• _Action item_
Return all of the entries, keeping every word and mark as it is.

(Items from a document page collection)
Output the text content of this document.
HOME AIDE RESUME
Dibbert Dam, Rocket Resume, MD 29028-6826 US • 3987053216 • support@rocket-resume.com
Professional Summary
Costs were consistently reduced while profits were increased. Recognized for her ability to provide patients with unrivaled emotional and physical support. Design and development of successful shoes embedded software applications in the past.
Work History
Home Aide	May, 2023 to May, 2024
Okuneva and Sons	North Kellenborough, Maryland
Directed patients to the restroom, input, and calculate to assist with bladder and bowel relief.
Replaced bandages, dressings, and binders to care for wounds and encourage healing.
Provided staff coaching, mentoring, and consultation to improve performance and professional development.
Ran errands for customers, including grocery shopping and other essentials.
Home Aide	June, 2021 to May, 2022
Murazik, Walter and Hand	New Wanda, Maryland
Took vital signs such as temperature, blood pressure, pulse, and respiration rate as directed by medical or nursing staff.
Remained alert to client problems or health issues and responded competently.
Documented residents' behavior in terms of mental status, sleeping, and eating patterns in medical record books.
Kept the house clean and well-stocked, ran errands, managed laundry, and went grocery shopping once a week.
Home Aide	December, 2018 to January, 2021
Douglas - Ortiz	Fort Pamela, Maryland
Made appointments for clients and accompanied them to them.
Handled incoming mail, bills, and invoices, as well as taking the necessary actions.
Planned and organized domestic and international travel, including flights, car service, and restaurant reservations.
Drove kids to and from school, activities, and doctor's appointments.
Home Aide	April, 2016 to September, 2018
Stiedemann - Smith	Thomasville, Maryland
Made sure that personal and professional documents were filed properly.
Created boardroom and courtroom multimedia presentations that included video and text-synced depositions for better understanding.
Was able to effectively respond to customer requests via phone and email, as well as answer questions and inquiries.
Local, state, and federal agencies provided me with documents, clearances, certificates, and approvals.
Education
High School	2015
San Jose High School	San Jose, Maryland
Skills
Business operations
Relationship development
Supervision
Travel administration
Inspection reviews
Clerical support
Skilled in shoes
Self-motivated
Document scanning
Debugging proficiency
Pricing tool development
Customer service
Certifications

• _Written answer_
Output the text content of this document.
HOME AIDE RESUME
Dibbert Dam, Rocket Resume, MD 29028-6826 US • 3987053216 • support@rocket-resume.com
Professional Summary
Costs were consistently reduced while profits were increased. Recognized for her ability to provide patients with unrivaled emotional and physical support. Design and development of successful shoes embedded software applications in the past.
Work History
Home Aide	May, 2023 to May, 2024
Okuneva and Sons	North Kellenborough, Maryland
Directed patients to the restroom, input, and calculate to assist with bladder and bowel relief.
Replaced bandages, dressings, and binders to care for wounds and encourage healing.
Provided staff coaching, mentoring, and consultation to improve performance and professional development.
Ran errands for customers, including grocery shopping and other essentials.
Home Aide	June, 2021 to May, 2022
Murazik, Walter and Hand	New Wanda, Maryland
Took vital signs such as temperature, blood pressure, pulse, and respiration rate as directed by medical or nursing staff.
Remained alert to client problems or health issues and responded competently.
Documented residents' behavior in terms of mental status, sleeping, and eating patterns in medical record books.
Kept the house clean and well-stocked, ran errands, managed laundry, and went grocery shopping once a week.
Home Aide	December, 2018 to January, 2021
Douglas - Ortiz	Fort Pamela, Maryland
Made appointments for clients and accompanied them to them.
Handled incoming mail, bills, and invoices, as well as taking the necessary actions.
Planned and organized domestic and international travel, including flights, car service, and restaurant reservations.
Drove kids to and from school, activities, and doctor's appointments.
Home Aide	April, 2016 to September, 2018
Stiedemann - Smith	Thomasville, Maryland
Made sure that personal and professional documents were filed properly.
Created boardroom and courtroom multimedia presentations that included video and text-synced depositions for better understanding.
Was able to effectively respond to customer requests via phone and email, as well as answer questions and inquiries.
Local, state, and federal agencies provided me with documents, clearances, certificates, and approvals.
Education
High School	2015
San Jose High School	San Jose, Maryland
Skills
Business operations
Relationship development
Supervision
Travel administration
Inspection reviews
Clerical support
Skilled in shoes
Self-motivated
Document scanning
Debugging proficiency
Pricing tool development
Customer service
Certifications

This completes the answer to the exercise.